• [WHAT THE EXERCISE ASKS]:
Please quote only the lines that start at the one with "Transcribe this image's" and go on to the last line of the data, both ends kept.

• [STORED ROWS]:
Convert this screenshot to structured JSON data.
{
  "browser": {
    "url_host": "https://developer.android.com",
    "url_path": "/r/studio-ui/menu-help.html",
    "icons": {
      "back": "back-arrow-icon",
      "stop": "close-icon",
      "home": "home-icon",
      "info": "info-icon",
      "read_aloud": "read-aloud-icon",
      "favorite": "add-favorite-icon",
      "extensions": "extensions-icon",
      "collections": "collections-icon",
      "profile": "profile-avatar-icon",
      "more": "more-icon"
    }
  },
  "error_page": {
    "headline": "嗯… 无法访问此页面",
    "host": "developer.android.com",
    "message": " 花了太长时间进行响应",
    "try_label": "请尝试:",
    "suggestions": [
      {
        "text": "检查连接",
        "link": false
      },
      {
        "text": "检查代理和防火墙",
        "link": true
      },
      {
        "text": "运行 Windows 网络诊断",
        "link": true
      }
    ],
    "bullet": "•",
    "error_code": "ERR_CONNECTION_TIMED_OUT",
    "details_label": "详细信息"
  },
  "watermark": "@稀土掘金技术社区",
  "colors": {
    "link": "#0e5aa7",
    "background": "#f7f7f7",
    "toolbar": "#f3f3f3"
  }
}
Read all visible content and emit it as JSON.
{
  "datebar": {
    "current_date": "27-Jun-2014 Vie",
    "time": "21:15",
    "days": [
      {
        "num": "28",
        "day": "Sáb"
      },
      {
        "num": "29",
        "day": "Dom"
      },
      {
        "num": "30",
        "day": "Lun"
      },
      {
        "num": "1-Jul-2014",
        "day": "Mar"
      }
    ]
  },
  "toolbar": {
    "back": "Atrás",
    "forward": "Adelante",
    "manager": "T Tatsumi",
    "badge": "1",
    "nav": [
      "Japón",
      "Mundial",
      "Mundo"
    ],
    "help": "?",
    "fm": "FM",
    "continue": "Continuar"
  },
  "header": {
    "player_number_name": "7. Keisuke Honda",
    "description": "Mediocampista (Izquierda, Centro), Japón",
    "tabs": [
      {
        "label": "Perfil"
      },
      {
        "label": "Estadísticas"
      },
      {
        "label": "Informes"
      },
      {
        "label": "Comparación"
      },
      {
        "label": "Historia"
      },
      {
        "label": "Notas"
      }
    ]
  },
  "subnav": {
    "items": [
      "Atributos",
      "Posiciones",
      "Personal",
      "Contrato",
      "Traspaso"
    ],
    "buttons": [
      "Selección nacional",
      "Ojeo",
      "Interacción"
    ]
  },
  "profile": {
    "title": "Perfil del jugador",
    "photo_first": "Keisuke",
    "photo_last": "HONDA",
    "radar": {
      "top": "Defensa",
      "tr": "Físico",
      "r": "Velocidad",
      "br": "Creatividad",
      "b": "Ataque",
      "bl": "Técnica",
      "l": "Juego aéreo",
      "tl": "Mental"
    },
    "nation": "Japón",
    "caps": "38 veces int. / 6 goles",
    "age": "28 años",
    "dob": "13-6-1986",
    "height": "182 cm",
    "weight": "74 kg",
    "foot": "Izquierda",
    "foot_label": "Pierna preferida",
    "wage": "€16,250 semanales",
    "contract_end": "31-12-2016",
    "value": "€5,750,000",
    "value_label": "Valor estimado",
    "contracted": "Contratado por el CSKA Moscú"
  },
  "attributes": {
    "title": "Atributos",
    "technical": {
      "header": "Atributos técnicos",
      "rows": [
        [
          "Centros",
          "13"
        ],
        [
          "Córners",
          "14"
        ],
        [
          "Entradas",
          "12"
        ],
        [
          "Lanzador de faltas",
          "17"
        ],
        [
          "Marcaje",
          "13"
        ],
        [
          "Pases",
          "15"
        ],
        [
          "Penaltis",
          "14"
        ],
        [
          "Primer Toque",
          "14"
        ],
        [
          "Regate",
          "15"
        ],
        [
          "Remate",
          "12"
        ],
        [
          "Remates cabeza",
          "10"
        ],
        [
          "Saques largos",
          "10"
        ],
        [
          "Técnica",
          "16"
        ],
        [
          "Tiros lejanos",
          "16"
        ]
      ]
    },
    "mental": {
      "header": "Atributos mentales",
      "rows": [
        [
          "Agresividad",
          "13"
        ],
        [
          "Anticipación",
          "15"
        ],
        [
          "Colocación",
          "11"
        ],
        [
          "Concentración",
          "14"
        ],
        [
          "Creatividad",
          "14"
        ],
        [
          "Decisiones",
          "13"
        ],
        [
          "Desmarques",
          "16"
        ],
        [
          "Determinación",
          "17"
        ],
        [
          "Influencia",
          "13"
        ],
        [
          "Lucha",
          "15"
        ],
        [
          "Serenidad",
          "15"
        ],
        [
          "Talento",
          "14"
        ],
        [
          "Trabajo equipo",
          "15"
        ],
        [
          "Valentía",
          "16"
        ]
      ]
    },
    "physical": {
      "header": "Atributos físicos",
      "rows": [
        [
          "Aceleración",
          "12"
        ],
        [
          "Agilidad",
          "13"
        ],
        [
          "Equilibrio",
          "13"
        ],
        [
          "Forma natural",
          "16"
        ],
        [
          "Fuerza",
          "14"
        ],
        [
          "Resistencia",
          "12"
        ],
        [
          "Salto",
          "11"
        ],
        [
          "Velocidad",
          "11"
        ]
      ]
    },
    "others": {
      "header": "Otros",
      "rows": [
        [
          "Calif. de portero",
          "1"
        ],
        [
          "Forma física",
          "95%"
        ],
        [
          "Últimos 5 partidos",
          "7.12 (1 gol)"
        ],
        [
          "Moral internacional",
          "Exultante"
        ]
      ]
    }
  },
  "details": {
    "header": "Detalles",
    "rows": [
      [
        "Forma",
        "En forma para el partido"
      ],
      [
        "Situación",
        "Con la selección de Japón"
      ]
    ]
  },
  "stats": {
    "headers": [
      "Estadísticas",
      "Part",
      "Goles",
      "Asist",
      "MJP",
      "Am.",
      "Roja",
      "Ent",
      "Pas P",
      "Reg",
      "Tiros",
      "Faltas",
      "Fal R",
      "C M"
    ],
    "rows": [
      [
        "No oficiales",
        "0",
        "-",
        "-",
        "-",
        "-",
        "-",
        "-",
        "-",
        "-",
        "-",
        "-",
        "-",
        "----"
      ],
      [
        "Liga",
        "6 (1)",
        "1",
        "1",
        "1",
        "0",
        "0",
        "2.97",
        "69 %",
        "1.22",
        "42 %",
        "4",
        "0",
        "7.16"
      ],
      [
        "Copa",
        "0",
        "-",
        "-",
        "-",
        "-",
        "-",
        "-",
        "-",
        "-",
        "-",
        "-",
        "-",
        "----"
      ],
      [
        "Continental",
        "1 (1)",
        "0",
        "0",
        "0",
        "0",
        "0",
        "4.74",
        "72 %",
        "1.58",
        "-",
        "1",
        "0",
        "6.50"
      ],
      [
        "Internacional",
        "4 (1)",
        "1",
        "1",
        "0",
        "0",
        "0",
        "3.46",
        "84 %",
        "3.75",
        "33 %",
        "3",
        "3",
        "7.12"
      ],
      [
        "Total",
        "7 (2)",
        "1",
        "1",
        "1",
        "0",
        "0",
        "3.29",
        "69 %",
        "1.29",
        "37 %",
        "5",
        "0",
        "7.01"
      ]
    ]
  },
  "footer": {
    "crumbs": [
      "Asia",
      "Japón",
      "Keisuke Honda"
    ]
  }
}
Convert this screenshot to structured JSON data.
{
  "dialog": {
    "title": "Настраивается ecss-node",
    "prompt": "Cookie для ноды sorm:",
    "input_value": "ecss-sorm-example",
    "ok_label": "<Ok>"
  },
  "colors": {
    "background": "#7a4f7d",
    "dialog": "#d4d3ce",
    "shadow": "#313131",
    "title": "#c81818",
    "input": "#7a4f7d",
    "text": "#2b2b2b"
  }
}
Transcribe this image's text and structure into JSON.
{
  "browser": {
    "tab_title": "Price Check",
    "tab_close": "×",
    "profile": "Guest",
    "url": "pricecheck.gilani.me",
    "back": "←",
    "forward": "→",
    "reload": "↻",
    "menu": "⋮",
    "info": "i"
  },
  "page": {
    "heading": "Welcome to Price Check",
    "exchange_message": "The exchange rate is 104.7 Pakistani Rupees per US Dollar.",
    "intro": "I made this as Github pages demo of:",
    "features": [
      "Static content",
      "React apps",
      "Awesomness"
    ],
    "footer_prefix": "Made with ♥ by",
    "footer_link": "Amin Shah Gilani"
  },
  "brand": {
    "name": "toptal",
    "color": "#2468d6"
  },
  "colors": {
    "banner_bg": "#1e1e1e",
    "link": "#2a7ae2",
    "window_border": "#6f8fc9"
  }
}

• [EXERCISE SOLUTION]:
Transcribe this image's text and structure into JSON.
{
  "browser": {
    "tab_title": "Price Check",
    "tab_close": "×",
    "profile": "Guest",
    "url": "pricecheck.gilani.me",
    "back": "←",
    "forward": "→",
    "reload": "↻",
    "menu": "⋮",
    "info": "i"
  },
  "page": {
    "heading": "Welcome to Price Check",
    "exchange_message": "The exchange rate is 104.7 Pakistani Rupees per US Dollar.",
    "intro": "I made this as Github pages demo of:",
    "features": [
      "Static content",
      "React apps",
      "Awesomness"
    ],
    "footer_prefix": "Made with ♥ by",
    "footer_link": "Amin Shah Gilani"
  },
  "brand": {
    "name": "toptal",
    "color": "#2468d6"
  },
  "colors": {
    "banner_bg": "#1e1e1e",
    "link": "#2a7ae2",
    "window_border": "#6f8fc9"
  }
}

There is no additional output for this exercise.